El nuevo bicameralismo

El proyecto del Ejecutivo propone restablecer el equilibrio institucional dañado por el golpe de Estado fujimorista.  

El proyecto del Ejecutivo propone restablecer el equilibrio institucional dañado por el golpe de Estado fujimorista.  

El presidente de la República, Martín Vizcarra, ha presentado al Congreso tres proyectos de reforma constitucional que prohíbe la reelección parlamentaria, regula el funcionamiento de los partidos y restablece el bicameralismo en nuestro sistema político, con énfasis en la igualdad de género y el protagonismo de las regiones.

Una de las iniciativas recupera la tradición constitucional bicameral del Perú de la que nos privó el fujimorismo luego del golpe de Estado del 5 de abril de 1992, en favor de un Congreso unicameral disminuido y a merced de un sistema presidencialista autoritario.

• DATOS DEL EJERCICIO:
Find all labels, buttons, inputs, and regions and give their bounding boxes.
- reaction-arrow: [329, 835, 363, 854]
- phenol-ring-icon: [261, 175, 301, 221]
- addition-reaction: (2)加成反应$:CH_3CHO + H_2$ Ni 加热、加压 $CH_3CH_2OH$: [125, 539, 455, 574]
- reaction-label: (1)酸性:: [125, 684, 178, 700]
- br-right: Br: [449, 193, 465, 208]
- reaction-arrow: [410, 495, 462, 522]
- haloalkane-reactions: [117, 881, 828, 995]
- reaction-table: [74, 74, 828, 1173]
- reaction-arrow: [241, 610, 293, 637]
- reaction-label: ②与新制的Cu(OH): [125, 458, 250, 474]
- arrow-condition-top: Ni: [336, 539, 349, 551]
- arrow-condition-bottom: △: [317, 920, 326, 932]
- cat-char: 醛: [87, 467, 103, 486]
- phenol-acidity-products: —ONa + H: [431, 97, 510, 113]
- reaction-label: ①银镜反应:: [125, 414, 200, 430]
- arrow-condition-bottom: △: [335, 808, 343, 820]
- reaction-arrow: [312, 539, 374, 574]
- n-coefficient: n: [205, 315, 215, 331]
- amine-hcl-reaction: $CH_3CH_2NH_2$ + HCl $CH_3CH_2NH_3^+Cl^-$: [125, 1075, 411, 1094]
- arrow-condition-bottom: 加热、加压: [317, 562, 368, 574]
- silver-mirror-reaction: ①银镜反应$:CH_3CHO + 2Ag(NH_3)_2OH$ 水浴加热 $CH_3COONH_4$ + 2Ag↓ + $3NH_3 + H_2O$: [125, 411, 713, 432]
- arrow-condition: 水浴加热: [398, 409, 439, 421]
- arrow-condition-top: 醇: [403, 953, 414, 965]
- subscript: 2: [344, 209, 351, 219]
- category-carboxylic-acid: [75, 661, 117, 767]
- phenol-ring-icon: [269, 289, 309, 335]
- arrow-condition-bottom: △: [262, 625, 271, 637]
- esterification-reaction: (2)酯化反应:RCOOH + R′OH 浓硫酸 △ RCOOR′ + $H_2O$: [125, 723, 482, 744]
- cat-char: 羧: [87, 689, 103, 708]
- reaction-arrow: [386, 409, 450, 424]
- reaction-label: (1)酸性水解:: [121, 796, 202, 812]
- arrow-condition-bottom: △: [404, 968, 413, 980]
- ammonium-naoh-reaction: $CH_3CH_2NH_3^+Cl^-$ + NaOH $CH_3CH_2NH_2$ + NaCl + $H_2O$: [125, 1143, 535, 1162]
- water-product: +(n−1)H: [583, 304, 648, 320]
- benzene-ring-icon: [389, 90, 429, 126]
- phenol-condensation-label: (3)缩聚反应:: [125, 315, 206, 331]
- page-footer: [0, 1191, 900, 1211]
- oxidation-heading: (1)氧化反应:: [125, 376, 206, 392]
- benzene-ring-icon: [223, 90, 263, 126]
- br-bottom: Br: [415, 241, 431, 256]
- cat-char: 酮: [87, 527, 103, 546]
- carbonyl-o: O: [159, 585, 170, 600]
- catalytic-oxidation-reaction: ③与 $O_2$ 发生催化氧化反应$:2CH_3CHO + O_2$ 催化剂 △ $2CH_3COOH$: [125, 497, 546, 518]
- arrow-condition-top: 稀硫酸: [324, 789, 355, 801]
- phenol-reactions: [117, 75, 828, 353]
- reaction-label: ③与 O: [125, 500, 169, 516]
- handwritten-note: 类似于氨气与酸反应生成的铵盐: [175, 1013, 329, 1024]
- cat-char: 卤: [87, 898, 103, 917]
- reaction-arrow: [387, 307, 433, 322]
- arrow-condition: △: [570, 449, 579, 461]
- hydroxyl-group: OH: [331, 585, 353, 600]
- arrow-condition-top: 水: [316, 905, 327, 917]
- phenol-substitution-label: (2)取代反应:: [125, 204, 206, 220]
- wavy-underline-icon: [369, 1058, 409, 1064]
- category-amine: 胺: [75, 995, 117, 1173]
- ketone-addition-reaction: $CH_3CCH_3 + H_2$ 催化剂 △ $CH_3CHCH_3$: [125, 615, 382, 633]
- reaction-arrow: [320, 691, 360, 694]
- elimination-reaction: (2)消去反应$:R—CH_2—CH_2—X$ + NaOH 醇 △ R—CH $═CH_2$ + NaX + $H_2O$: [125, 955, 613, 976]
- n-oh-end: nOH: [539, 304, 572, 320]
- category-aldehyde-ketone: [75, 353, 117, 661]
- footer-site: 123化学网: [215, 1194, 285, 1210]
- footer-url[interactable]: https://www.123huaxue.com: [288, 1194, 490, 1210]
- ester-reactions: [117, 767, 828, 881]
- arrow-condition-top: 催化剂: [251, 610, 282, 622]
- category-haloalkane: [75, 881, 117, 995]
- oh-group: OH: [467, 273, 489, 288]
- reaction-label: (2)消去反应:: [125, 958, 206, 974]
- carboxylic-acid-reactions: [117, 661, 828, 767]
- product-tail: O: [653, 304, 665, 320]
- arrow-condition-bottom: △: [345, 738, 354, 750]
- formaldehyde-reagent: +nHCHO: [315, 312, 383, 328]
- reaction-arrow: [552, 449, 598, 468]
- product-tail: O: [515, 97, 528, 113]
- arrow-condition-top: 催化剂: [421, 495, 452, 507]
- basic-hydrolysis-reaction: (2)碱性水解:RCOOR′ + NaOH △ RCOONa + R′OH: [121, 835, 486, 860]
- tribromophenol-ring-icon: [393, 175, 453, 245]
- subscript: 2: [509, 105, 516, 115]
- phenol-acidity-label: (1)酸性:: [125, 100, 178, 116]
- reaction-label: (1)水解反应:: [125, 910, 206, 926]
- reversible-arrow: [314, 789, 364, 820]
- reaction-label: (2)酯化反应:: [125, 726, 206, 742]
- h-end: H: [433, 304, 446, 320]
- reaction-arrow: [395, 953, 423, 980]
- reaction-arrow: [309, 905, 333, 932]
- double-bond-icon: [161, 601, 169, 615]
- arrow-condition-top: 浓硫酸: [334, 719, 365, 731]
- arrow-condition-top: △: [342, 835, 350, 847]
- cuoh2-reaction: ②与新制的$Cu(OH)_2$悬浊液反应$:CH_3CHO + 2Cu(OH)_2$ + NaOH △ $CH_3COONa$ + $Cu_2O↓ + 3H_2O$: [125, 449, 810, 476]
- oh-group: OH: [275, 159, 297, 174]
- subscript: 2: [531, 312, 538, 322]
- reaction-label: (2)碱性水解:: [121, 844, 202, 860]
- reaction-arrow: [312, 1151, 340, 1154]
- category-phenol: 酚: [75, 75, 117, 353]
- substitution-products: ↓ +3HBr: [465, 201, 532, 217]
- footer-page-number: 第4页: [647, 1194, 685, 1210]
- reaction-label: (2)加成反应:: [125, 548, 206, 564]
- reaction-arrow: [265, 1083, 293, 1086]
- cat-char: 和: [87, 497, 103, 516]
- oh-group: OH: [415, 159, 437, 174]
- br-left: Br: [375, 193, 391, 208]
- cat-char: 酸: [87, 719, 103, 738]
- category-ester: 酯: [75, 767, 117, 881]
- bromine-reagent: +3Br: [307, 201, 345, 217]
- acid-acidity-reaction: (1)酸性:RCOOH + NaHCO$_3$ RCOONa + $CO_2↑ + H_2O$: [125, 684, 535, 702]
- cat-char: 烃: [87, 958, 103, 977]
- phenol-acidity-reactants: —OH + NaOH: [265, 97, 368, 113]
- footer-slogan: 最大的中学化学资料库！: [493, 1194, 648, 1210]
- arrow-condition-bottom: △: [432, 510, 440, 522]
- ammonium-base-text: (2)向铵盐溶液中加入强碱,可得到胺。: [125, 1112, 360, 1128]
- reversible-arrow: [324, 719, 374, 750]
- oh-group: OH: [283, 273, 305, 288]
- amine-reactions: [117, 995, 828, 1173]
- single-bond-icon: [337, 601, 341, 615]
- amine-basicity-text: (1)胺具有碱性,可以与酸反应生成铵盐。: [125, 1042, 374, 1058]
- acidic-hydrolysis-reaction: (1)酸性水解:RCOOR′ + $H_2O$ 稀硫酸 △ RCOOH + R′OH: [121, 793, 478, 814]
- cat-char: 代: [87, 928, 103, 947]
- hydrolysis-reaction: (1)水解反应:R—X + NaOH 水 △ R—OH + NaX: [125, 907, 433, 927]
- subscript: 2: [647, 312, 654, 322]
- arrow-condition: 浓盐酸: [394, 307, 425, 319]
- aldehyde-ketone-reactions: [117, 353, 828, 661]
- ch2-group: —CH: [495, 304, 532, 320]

• LO QUE SE PIDE:
Reproduce con exactitud el pasaje del texto sobre el nuevo bicameralismo que va desde "El presidente de" hasta "de las regiones.", con estas últimas palabras incluidas.

• TAREA RESUELTA:
El presidente de la República, Martín Vizcarra, ha presentado al Congreso tres proyectos de reforma constitucional que prohíbe la reelección parlamentaria, regula el funcionamiento de los partidos y restablece el bicameralismo en nuestro sistema político, con énfasis en la igualdad de género y el protagonismo de las regiones.